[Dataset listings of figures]
▼

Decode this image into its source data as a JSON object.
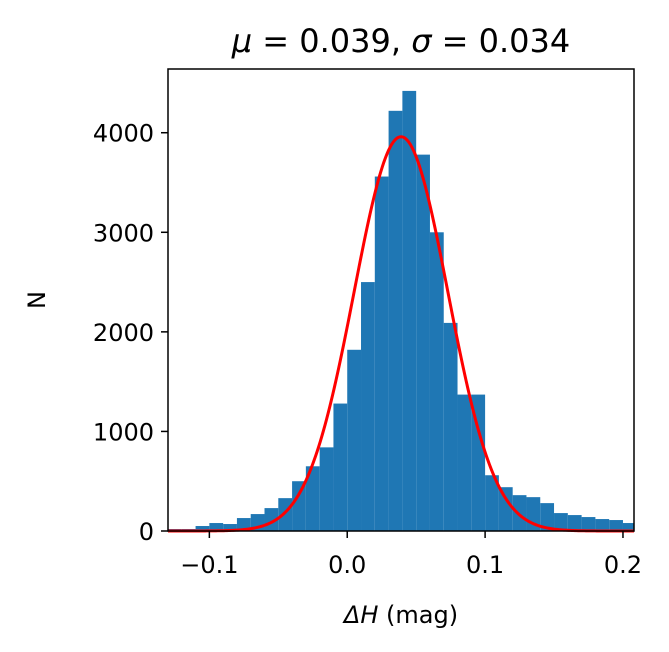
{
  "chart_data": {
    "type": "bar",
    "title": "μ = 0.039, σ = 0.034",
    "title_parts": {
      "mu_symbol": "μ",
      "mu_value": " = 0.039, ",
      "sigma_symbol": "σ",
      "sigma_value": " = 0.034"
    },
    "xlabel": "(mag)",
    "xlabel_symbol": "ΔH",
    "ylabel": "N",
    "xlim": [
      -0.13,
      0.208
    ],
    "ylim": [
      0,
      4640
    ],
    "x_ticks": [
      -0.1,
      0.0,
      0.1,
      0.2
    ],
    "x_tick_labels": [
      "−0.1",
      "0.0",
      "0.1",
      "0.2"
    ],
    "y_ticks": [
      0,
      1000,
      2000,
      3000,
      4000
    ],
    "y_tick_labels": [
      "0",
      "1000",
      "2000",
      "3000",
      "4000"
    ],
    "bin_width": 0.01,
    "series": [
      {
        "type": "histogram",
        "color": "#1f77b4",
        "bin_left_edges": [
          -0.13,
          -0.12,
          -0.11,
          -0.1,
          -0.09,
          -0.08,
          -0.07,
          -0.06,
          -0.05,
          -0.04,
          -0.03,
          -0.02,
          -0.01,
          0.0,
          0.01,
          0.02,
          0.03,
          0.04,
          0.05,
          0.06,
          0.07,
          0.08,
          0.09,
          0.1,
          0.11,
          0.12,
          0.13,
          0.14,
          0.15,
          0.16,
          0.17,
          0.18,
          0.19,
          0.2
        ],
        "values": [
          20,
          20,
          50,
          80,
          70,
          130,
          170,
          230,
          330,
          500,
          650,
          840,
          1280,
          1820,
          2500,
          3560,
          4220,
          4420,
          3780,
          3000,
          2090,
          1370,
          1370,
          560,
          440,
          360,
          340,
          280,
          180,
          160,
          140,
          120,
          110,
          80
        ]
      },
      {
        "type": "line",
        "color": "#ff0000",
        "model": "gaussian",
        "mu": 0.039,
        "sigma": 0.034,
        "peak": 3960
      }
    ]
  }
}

▲

In your copy, leave out the pictures and reproduce the material above exactly.

▶ **Written response**
Decode this image into its source data as a JSON object.
{
  "chart_data": {
    "type": "bar",
    "title": "μ = 0.039, σ = 0.034",
    "title_parts": {
      "mu_symbol": "μ",
      "mu_value": " = 0.039, ",
      "sigma_symbol": "σ",
      "sigma_value": " = 0.034"
    },
    "xlabel": "(mag)",
    "xlabel_symbol": "ΔH",
    "ylabel": "N",
    "xlim": [
      -0.13,
      0.208
    ],
    "ylim": [
      0,
      4640
    ],
    "x_ticks": [
      -0.1,
      0.0,
      0.1,
      0.2
    ],
    "x_tick_labels": [
      "−0.1",
      "0.0",
      "0.1",
      "0.2"
    ],
    "y_ticks": [
      0,
      1000,
      2000,
      3000,
      4000
    ],
    "y_tick_labels": [
      "0",
      "1000",
      "2000",
      "3000",
      "4000"
    ],
    "bin_width": 0.01,
    "series": [
      {
        "type": "histogram",
        "color": "#1f77b4",
        "bin_left_edges": [
          -0.13,
          -0.12,
          -0.11,
          -0.1,
          -0.09,
          -0.08,
          -0.07,
          -0.06,
          -0.05,
          -0.04,
          -0.03,
          -0.02,
          -0.01,
          0.0,
          0.01,
          0.02,
          0.03,
          0.04,
          0.05,
          0.06,
          0.07,
          0.08,
          0.09,
          0.1,
          0.11,
          0.12,
          0.13,
          0.14,
          0.15,
          0.16,
          0.17,
          0.18,
          0.19,
          0.2
        ],
        "values": [
          20,
          20,
          50,
          80,
          70,
          130,
          170,
          230,
          330,
          500,
          650,
          840,
          1280,
          1820,
          2500,
          3560,
          4220,
          4420,
          3780,
          3000,
          2090,
          1370,
          1370,
          560,
          440,
          360,
          340,
          280,
          180,
          160,
          140,
          120,
          110,
          80
        ]
      },
      {
        "type": "line",
        "color": "#ff0000",
        "model": "gaussian",
        "mu": 0.039,
        "sigma": 0.034,
        "peak": 3960
      }
    ]
  }
}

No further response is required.